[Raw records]
◆ ◆ ◆ ◆ ◆
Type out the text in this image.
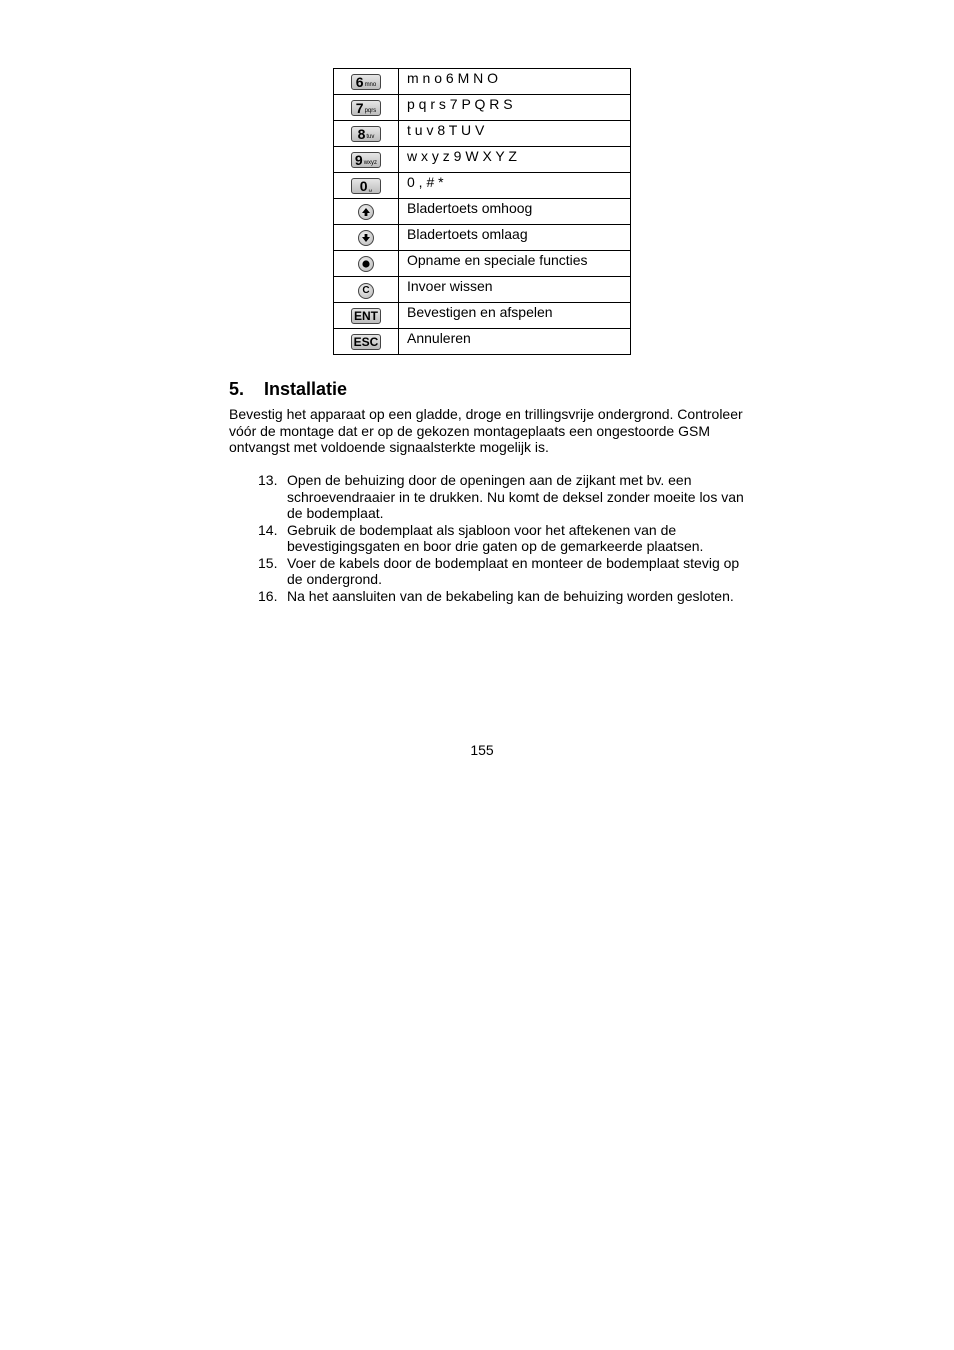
6 mno	m n o 6 M N O

7 pqrs	p q r s 7 P Q R S

8 tuv	t u v 8 T U V

9 wxyz	w x y z 9 W X Y Z

0 ␣	0 , # *

	Bladertoets omhoog

	Bladertoets omlaag

	Opname en speciale functies
C	Invoer wissen
ENT	Bevestigen en afspelen
ESC	Annuleren
5. Installatie

Bevestig het apparaat op een gladde, droge en trillingsvrije ondergrond. Controleer vóór de montage dat er op de gekozen montageplaats een ongestoorde GSM ontvangst met voldoende signaalsterkte mogelijk is.

13. Open de behuizing door de openingen aan de zijkant met bv. een schroevendraaier in te drukken. Nu komt de deksel zonder moeite los van de bodemplaat.
14. Gebruik de bodemplaat als sjabloon voor het aftekenen van de bevestigingsgaten en boor drie gaten op de gemarkeerde plaatsen.
15. Voer de kabels door de bodemplaat en monteer de bodemplaat stevig op de ondergrond.
16. Na het aansluiten van de bekabeling kan de behuizing worden gesloten.
155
◆ ◆ ◆ ◆ ◆
**What is asked**. Pictures are excluded; output everything else in the data verbatim.

**Complete response**.
Type out the text in this image.
6 mno	m n o 6 M N O

7 pqrs	p q r s 7 P Q R S

8 tuv	t u v 8 T U V

9 wxyz	w x y z 9 W X Y Z

0 ␣	0 , # *

	Bladertoets omhoog

	Bladertoets omlaag

	Opname en speciale functies
C	Invoer wissen
ENT	Bevestigen en afspelen
ESC	Annuleren
5. Installatie

Bevestig het apparaat op een gladde, droge en trillingsvrije ondergrond. Controleer vóór de montage dat er op de gekozen montageplaats een ongestoorde GSM ontvangst met voldoende signaalsterkte mogelijk is.

13. Open de behuizing door de openingen aan de zijkant met bv. een schroevendraaier in te drukken. Nu komt de deksel zonder moeite los van de bodemplaat.
14. Gebruik de bodemplaat als sjabloon voor het aftekenen van de bevestigingsgaten en boor drie gaten op de gemarkeerde plaatsen.
15. Voer de kabels door de bodemplaat en monteer de bodemplaat stevig op de ondergrond.
16. Na het aansluiten van de bekabeling kan de behuizing worden gesloten.
155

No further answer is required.